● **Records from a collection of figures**
====
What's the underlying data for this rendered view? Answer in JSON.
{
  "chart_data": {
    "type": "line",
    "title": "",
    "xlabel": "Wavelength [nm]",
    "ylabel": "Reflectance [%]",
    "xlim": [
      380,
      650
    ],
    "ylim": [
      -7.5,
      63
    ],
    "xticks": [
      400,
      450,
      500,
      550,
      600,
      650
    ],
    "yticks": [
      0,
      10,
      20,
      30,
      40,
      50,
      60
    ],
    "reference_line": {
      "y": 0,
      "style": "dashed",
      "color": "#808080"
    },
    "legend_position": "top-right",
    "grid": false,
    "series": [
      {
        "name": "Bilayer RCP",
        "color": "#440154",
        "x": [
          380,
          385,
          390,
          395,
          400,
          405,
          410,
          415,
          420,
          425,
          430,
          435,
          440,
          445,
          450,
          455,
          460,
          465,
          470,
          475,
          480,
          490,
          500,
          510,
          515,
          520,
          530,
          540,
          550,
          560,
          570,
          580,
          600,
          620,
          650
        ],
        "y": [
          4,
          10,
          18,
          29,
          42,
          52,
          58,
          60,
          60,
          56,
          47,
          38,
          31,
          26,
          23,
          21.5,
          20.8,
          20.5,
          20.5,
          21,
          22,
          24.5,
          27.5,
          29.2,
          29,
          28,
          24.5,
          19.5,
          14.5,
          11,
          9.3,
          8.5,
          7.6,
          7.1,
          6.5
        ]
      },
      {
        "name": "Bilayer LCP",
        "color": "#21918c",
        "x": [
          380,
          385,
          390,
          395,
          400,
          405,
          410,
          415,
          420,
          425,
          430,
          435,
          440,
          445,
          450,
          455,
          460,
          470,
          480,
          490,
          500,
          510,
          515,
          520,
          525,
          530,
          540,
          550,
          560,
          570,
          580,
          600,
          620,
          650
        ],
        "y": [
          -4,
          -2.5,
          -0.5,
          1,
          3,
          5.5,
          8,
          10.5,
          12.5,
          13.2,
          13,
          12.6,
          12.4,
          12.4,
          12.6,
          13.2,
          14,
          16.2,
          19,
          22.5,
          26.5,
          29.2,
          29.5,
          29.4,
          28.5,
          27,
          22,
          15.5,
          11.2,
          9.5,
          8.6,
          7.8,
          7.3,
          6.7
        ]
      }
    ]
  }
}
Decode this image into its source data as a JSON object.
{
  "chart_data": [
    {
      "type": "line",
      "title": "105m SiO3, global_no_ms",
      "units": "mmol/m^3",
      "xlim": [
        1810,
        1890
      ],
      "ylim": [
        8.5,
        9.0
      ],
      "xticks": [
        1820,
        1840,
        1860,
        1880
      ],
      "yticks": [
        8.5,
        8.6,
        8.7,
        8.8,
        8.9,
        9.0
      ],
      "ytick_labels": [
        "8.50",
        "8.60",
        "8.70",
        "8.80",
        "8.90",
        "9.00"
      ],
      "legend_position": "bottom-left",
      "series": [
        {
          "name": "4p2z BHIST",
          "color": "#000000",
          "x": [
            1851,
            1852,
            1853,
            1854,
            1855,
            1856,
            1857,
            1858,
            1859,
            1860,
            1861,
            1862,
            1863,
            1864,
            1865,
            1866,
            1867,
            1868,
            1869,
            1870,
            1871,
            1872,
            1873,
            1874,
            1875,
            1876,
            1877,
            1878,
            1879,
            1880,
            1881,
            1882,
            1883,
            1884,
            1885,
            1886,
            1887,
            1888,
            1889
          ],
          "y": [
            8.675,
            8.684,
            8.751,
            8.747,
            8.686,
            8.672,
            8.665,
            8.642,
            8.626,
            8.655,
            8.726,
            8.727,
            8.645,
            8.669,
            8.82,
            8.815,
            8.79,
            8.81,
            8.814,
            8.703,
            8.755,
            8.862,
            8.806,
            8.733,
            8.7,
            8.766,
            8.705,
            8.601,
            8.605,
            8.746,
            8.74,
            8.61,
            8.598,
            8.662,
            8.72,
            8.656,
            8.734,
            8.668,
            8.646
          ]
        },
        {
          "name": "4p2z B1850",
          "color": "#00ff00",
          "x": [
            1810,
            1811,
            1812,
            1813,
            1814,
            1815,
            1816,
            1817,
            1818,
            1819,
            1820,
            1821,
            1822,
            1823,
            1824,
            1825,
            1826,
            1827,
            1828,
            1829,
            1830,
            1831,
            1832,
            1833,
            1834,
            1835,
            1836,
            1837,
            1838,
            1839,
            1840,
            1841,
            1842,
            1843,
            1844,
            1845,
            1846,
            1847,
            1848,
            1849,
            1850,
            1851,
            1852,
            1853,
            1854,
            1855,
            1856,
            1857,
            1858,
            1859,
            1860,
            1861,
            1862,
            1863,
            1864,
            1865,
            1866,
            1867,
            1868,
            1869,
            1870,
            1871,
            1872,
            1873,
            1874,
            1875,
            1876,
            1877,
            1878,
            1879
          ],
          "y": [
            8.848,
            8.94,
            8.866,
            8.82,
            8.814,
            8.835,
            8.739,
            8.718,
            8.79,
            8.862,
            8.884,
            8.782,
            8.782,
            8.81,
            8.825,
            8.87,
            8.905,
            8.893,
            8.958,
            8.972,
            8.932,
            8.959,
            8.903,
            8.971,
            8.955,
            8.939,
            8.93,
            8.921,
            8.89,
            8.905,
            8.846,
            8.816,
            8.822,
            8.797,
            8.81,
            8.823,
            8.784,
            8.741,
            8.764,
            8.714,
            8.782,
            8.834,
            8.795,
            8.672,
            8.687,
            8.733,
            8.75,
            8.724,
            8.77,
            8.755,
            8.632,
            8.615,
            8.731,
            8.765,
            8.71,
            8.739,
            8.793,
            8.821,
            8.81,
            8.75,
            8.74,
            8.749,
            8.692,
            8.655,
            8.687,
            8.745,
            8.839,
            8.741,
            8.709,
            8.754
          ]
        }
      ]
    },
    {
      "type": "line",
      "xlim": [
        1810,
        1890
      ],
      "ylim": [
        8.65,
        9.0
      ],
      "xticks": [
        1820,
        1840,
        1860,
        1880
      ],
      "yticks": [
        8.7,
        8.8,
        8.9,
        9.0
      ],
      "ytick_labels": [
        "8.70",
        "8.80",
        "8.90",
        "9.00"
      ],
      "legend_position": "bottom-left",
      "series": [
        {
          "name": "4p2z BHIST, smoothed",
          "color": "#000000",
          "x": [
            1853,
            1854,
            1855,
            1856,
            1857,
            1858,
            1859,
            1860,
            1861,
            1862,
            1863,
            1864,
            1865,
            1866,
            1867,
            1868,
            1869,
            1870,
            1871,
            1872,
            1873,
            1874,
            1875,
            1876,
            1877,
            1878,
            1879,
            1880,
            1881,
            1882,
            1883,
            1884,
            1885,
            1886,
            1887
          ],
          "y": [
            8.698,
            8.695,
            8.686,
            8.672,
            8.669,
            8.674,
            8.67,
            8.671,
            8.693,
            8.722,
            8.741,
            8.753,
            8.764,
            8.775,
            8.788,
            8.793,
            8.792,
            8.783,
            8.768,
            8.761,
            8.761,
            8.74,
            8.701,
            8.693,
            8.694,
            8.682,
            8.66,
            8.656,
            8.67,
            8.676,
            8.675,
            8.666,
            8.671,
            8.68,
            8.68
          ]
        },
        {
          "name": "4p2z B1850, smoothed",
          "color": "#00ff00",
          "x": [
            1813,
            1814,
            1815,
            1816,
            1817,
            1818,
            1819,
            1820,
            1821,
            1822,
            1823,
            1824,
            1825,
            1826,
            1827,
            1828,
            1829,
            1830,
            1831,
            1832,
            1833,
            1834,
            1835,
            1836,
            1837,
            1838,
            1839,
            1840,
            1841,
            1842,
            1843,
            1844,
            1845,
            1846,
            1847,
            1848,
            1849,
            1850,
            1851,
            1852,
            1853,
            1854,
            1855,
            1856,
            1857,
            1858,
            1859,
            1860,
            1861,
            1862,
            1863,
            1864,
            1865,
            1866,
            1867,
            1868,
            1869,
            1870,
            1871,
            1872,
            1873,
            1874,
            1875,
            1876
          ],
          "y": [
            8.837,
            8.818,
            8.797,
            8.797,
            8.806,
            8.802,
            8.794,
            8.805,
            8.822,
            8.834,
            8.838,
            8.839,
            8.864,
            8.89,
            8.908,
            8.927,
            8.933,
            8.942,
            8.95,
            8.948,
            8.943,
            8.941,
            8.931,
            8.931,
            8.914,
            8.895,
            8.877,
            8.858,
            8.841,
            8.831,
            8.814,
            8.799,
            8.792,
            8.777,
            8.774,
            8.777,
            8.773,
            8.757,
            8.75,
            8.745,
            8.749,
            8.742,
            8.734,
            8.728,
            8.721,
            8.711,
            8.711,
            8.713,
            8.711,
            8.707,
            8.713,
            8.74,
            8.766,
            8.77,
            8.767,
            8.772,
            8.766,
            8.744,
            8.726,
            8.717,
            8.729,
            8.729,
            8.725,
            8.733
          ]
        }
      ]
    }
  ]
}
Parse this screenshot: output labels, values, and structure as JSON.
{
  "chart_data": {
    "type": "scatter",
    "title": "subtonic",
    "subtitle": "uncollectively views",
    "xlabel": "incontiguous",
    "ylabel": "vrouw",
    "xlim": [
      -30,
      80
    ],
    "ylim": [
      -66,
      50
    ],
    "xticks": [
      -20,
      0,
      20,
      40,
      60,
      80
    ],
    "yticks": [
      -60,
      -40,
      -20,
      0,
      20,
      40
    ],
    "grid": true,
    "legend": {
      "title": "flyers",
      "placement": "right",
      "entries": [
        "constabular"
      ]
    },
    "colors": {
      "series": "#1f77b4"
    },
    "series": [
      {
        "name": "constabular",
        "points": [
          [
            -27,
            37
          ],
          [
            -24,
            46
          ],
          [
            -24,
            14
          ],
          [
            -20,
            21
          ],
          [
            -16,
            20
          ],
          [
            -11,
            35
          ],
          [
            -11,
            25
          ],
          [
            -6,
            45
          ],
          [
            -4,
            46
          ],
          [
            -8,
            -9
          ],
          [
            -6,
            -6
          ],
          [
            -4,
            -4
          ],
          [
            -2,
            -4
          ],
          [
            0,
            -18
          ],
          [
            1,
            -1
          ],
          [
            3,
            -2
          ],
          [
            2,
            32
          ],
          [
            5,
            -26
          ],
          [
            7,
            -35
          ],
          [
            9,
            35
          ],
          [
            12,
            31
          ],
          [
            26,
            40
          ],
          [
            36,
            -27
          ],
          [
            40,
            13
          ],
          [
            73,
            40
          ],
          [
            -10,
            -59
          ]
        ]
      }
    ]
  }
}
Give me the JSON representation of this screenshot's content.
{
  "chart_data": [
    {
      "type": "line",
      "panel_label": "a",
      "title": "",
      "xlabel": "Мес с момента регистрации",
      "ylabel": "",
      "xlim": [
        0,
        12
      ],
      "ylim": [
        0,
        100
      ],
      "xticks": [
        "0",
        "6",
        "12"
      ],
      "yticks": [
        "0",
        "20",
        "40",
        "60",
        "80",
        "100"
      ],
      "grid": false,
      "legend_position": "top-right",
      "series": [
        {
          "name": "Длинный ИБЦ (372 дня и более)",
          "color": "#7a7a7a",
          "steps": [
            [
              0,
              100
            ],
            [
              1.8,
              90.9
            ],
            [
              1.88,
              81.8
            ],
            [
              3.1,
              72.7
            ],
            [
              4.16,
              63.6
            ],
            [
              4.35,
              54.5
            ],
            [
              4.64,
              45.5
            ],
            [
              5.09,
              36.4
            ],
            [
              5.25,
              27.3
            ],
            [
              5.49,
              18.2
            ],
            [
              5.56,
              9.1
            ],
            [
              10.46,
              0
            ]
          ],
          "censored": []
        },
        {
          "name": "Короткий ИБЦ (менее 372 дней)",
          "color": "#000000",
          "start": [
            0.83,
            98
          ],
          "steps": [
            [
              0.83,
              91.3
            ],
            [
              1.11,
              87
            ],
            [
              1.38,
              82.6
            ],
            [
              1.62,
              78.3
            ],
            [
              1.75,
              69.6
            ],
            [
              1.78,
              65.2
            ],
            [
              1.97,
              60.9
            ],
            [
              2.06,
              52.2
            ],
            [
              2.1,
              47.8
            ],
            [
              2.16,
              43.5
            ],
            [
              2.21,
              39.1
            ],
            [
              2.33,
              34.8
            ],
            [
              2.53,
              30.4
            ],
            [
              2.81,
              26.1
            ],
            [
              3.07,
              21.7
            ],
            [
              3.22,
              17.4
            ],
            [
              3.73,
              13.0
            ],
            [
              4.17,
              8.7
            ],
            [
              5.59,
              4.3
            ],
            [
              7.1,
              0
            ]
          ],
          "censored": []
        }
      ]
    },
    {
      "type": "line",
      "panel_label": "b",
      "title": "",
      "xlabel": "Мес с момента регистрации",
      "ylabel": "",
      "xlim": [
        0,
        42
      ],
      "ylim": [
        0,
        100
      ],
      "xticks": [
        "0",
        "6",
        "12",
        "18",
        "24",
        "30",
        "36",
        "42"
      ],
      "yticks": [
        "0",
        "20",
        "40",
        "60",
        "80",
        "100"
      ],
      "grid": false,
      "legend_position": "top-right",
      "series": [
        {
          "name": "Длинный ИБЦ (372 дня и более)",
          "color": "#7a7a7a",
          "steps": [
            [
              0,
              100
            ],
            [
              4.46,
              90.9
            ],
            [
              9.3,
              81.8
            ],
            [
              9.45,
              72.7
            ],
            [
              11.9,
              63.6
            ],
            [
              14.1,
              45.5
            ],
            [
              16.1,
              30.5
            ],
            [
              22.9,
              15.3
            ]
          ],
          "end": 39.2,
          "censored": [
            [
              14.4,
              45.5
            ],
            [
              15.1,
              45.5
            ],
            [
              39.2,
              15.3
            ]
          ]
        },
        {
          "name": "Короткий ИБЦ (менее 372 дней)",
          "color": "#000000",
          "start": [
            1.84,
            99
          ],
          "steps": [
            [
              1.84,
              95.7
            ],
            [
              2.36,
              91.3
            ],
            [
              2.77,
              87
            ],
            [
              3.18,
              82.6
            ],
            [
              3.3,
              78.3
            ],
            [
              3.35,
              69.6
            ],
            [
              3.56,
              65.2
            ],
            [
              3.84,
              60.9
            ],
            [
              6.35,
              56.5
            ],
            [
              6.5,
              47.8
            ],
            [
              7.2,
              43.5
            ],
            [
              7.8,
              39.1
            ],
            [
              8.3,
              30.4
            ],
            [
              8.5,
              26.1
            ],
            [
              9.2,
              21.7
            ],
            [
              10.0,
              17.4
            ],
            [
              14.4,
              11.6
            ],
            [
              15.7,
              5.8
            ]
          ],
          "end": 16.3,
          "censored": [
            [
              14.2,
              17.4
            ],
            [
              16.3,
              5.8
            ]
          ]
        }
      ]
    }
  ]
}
====
● **What is expected**
Give the count of lines that hold the word "smoothed", with nothing added.

● **Full answer**
2